◆ **EXCERPTED RECORDS**
************

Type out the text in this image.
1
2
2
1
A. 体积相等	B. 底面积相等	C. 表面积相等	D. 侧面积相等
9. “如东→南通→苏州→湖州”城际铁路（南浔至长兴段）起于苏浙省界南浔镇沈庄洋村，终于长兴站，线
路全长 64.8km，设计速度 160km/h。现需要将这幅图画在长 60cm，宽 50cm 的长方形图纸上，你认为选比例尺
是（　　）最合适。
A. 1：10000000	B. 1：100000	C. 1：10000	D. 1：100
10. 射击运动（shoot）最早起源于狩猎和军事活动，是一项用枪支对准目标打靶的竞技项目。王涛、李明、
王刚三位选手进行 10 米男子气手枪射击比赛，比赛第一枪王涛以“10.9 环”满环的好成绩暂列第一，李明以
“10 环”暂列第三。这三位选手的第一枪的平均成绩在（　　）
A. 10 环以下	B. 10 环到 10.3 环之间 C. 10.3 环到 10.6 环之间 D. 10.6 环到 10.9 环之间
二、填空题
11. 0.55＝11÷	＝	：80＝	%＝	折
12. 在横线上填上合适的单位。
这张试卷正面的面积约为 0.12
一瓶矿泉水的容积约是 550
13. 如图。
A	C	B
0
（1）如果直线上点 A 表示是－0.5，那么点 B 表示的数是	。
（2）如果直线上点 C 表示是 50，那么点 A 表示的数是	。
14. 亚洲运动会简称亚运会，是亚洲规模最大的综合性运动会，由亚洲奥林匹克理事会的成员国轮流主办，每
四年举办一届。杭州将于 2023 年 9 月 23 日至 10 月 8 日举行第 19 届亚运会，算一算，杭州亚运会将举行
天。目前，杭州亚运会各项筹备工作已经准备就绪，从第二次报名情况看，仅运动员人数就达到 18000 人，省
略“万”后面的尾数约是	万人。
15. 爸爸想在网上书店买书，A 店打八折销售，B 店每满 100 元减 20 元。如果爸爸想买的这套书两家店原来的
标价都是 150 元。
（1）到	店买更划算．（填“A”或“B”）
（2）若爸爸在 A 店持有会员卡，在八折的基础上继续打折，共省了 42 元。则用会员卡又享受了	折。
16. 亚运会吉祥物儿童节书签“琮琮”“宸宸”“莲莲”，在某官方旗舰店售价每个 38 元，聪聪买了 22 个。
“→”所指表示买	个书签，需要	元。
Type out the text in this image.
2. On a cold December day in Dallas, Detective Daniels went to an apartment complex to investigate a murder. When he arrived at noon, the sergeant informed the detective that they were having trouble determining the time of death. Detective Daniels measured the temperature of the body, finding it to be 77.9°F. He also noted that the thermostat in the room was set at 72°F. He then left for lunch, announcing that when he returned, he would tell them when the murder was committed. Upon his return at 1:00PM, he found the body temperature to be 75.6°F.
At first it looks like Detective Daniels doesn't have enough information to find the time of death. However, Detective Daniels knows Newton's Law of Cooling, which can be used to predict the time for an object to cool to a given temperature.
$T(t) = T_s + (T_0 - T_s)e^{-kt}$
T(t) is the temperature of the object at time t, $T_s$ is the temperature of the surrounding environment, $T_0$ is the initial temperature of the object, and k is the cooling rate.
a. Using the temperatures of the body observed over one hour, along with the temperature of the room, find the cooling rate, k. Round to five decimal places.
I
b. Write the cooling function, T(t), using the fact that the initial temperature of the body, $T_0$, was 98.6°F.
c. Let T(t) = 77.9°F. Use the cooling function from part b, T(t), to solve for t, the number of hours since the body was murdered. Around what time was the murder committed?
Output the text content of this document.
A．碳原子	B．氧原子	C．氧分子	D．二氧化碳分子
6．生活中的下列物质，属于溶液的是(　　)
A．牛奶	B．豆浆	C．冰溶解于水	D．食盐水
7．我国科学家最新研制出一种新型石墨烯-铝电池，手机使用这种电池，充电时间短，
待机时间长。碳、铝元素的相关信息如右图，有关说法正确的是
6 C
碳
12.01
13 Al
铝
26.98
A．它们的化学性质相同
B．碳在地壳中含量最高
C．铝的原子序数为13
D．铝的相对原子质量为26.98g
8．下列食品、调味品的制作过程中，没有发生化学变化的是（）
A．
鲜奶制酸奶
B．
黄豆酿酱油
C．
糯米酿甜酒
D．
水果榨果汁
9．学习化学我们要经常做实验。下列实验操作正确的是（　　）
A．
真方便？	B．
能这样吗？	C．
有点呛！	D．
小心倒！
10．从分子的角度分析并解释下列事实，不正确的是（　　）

************

◆ **TASK INSTRUCTIONS**
Give a word-for-word copy of the records.

◆ **RESPONSE**
Type out the text in this image.
1
2
2
1
A. 体积相等	B. 底面积相等	C. 表面积相等	D. 侧面积相等
9. “如东→南通→苏州→湖州”城际铁路（南浔至长兴段）起于苏浙省界南浔镇沈庄洋村，终于长兴站，线
路全长 64.8km，设计速度 160km/h。现需要将这幅图画在长 60cm，宽 50cm 的长方形图纸上，你认为选比例尺
是（　　）最合适。
A. 1：10000000	B. 1：100000	C. 1：10000	D. 1：100
10. 射击运动（shoot）最早起源于狩猎和军事活动，是一项用枪支对准目标打靶的竞技项目。王涛、李明、
王刚三位选手进行 10 米男子气手枪射击比赛，比赛第一枪王涛以“10.9 环”满环的好成绩暂列第一，李明以
“10 环”暂列第三。这三位选手的第一枪的平均成绩在（　　）
A. 10 环以下	B. 10 环到 10.3 环之间 C. 10.3 环到 10.6 环之间 D. 10.6 环到 10.9 环之间
二、填空题
11. 0.55＝11÷	＝	：80＝	%＝	折
12. 在横线上填上合适的单位。
这张试卷正面的面积约为 0.12
一瓶矿泉水的容积约是 550
13. 如图。
A	C	B
0
（1）如果直线上点 A 表示是－0.5，那么点 B 表示的数是	。
（2）如果直线上点 C 表示是 50，那么点 A 表示的数是	。
14. 亚洲运动会简称亚运会，是亚洲规模最大的综合性运动会，由亚洲奥林匹克理事会的成员国轮流主办，每
四年举办一届。杭州将于 2023 年 9 月 23 日至 10 月 8 日举行第 19 届亚运会，算一算，杭州亚运会将举行
天。目前，杭州亚运会各项筹备工作已经准备就绪，从第二次报名情况看，仅运动员人数就达到 18000 人，省
略“万”后面的尾数约是	万人。
15. 爸爸想在网上书店买书，A 店打八折销售，B 店每满 100 元减 20 元。如果爸爸想买的这套书两家店原来的
标价都是 150 元。
（1）到	店买更划算．（填“A”或“B”）
（2）若爸爸在 A 店持有会员卡，在八折的基础上继续打折，共省了 42 元。则用会员卡又享受了	折。
16. 亚运会吉祥物儿童节书签“琮琮”“宸宸”“莲莲”，在某官方旗舰店售价每个 38 元，聪聪买了 22 个。
“→”所指表示买	个书签，需要	元。
Type out the text in this image.
2. On a cold December day in Dallas, Detective Daniels went to an apartment complex to investigate a murder. When he arrived at noon, the sergeant informed the detective that they were having trouble determining the time of death. Detective Daniels measured the temperature of the body, finding it to be 77.9°F. He also noted that the thermostat in the room was set at 72°F. He then left for lunch, announcing that when he returned, he would tell them when the murder was committed. Upon his return at 1:00PM, he found the body temperature to be 75.6°F.
At first it looks like Detective Daniels doesn't have enough information to find the time of death. However, Detective Daniels knows Newton's Law of Cooling, which can be used to predict the time for an object to cool to a given temperature.
$T(t) = T_s + (T_0 - T_s)e^{-kt}$
T(t) is the temperature of the object at time t, $T_s$ is the temperature of the surrounding environment, $T_0$ is the initial temperature of the object, and k is the cooling rate.
a. Using the temperatures of the body observed over one hour, along with the temperature of the room, find the cooling rate, k. Round to five decimal places.
I
b. Write the cooling function, T(t), using the fact that the initial temperature of the body, $T_0$, was 98.6°F.
c. Let T(t) = 77.9°F. Use the cooling function from part b, T(t), to solve for t, the number of hours since the body was murdered. Around what time was the murder committed?
Output the text content of this document.
A．碳原子	B．氧原子	C．氧分子	D．二氧化碳分子
6．生活中的下列物质，属于溶液的是(　　)
A．牛奶	B．豆浆	C．冰溶解于水	D．食盐水
7．我国科学家最新研制出一种新型石墨烯-铝电池，手机使用这种电池，充电时间短，
待机时间长。碳、铝元素的相关信息如右图，有关说法正确的是
6 C
碳
12.01
13 Al
铝
26.98
A．它们的化学性质相同
B．碳在地壳中含量最高
C．铝的原子序数为13
D．铝的相对原子质量为26.98g
8．下列食品、调味品的制作过程中，没有发生化学变化的是（）
A．
鲜奶制酸奶
B．
黄豆酿酱油
C．
糯米酿甜酒
D．
水果榨果汁
9．学习化学我们要经常做实验。下列实验操作正确的是（　　）
A．
真方便？	B．
能这样吗？	C．
有点呛！	D．
小心倒！
10．从分子的角度分析并解释下列事实，不正确的是（　　）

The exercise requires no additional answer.